[start SUPPLIED MATERIAL]
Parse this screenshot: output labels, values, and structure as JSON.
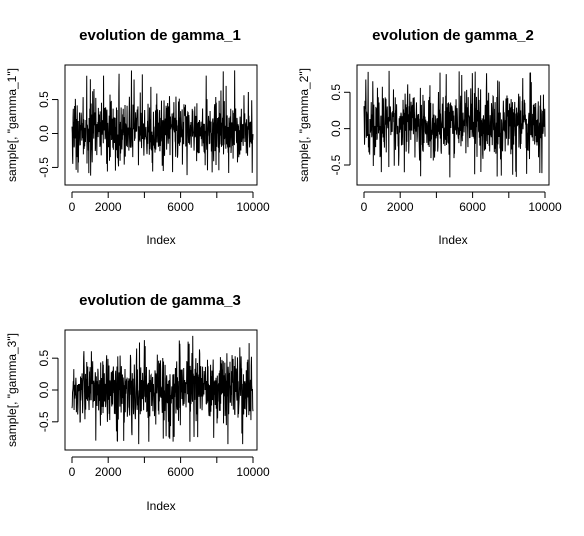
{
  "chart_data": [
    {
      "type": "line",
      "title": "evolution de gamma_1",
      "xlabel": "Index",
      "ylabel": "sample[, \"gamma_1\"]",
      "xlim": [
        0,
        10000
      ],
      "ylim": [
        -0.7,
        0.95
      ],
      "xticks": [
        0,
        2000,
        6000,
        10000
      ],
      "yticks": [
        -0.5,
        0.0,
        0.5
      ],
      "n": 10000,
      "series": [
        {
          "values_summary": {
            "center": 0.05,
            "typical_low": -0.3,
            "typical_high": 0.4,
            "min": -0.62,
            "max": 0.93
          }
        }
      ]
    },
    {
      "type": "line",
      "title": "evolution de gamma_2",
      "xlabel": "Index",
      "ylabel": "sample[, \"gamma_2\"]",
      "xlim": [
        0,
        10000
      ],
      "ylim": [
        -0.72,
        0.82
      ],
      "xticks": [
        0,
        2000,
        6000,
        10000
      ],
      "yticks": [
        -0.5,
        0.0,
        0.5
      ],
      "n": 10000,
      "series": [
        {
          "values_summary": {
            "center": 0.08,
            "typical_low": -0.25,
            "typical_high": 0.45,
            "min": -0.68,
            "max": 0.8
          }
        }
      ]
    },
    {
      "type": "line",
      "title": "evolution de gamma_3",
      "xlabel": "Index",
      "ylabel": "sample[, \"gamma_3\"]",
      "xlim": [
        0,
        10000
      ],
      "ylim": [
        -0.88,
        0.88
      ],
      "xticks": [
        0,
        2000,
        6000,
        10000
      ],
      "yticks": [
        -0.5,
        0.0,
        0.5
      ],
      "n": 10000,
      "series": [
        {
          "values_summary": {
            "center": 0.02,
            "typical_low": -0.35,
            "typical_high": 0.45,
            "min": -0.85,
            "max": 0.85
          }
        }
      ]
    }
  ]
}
[end SUPPLIED MATERIAL]
Leave every image out, and retype the material exactly.

Parse this screenshot: output labels, values, and structure as JSON.
{
  "chart_data": [
    {
      "type": "line",
      "title": "evolution de gamma_1",
      "xlabel": "Index",
      "ylabel": "sample[, \"gamma_1\"]",
      "xlim": [
        0,
        10000
      ],
      "ylim": [
        -0.7,
        0.95
      ],
      "xticks": [
        0,
        2000,
        6000,
        10000
      ],
      "yticks": [
        -0.5,
        0.0,
        0.5
      ],
      "n": 10000,
      "series": [
        {
          "values_summary": {
            "center": 0.05,
            "typical_low": -0.3,
            "typical_high": 0.4,
            "min": -0.62,
            "max": 0.93
          }
        }
      ]
    },
    {
      "type": "line",
      "title": "evolution de gamma_2",
      "xlabel": "Index",
      "ylabel": "sample[, \"gamma_2\"]",
      "xlim": [
        0,
        10000
      ],
      "ylim": [
        -0.72,
        0.82
      ],
      "xticks": [
        0,
        2000,
        6000,
        10000
      ],
      "yticks": [
        -0.5,
        0.0,
        0.5
      ],
      "n": 10000,
      "series": [
        {
          "values_summary": {
            "center": 0.08,
            "typical_low": -0.25,
            "typical_high": 0.45,
            "min": -0.68,
            "max": 0.8
          }
        }
      ]
    },
    {
      "type": "line",
      "title": "evolution de gamma_3",
      "xlabel": "Index",
      "ylabel": "sample[, \"gamma_3\"]",
      "xlim": [
        0,
        10000
      ],
      "ylim": [
        -0.88,
        0.88
      ],
      "xticks": [
        0,
        2000,
        6000,
        10000
      ],
      "yticks": [
        -0.5,
        0.0,
        0.5
      ],
      "n": 10000,
      "series": [
        {
          "values_summary": {
            "center": 0.02,
            "typical_low": -0.35,
            "typical_high": 0.45,
            "min": -0.85,
            "max": 0.85
          }
        }
      ]
    }
  ]
}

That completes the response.